In the material below, identify each line bearing the word "accel". Reproduce those lines.

Records from a dataset
..........
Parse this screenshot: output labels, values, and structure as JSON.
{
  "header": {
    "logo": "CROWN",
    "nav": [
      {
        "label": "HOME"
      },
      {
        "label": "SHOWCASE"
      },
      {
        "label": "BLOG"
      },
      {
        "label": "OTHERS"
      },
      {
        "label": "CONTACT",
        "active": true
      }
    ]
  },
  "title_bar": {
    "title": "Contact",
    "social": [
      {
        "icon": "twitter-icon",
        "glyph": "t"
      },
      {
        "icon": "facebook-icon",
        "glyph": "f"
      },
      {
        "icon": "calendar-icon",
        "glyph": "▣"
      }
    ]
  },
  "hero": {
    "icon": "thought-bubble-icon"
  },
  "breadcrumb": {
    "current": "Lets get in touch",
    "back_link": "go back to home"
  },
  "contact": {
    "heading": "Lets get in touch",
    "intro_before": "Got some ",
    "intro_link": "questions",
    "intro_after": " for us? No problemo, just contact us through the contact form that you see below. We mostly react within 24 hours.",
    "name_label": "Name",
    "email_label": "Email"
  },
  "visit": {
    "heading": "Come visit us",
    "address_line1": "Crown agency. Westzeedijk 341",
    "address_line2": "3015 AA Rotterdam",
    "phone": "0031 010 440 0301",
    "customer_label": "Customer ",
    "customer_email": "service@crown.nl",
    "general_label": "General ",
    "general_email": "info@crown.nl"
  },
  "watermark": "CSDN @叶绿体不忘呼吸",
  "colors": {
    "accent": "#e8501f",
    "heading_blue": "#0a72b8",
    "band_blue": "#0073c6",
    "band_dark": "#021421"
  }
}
..........
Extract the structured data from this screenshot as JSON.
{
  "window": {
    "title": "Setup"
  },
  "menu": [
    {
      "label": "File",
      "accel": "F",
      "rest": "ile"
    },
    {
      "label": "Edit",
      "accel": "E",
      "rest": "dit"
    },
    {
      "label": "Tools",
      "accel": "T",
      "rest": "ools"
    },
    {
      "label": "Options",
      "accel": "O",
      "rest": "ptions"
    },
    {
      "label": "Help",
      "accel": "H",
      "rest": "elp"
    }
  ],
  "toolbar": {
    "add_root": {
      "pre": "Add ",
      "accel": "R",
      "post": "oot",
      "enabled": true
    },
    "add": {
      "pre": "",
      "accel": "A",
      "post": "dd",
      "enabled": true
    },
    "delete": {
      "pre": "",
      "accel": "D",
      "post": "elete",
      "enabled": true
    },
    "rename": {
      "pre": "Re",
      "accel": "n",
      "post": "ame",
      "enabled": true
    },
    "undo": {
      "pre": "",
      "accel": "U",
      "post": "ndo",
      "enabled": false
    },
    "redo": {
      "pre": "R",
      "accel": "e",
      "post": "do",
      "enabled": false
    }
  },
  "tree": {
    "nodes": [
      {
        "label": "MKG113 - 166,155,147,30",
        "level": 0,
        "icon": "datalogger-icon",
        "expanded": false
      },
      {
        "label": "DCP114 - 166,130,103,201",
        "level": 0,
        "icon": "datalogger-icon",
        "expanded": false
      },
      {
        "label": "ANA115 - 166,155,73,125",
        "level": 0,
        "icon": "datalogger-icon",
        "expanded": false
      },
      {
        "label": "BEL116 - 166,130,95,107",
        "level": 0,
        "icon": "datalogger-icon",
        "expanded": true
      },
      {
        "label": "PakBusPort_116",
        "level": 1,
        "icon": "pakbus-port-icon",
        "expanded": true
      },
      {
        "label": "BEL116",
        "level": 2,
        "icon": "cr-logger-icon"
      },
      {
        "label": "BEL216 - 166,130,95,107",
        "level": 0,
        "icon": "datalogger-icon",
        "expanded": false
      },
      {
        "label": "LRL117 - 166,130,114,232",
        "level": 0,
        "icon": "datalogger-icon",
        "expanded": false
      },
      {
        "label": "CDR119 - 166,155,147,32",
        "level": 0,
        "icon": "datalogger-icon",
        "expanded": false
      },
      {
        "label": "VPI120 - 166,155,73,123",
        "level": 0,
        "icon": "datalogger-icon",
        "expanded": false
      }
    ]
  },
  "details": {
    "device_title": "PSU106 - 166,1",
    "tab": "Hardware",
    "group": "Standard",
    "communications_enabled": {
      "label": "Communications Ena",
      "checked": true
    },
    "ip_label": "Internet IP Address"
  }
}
..........
THE RESPONSE:
      "accel": "F",
      "accel": "E",
      "accel": "T",
      "accel": "O",
      "accel": "H",
      "accel": "R",
      "accel": "A",
      "accel": "D",
      "accel": "n",
      "accel": "U",
      "accel": "e",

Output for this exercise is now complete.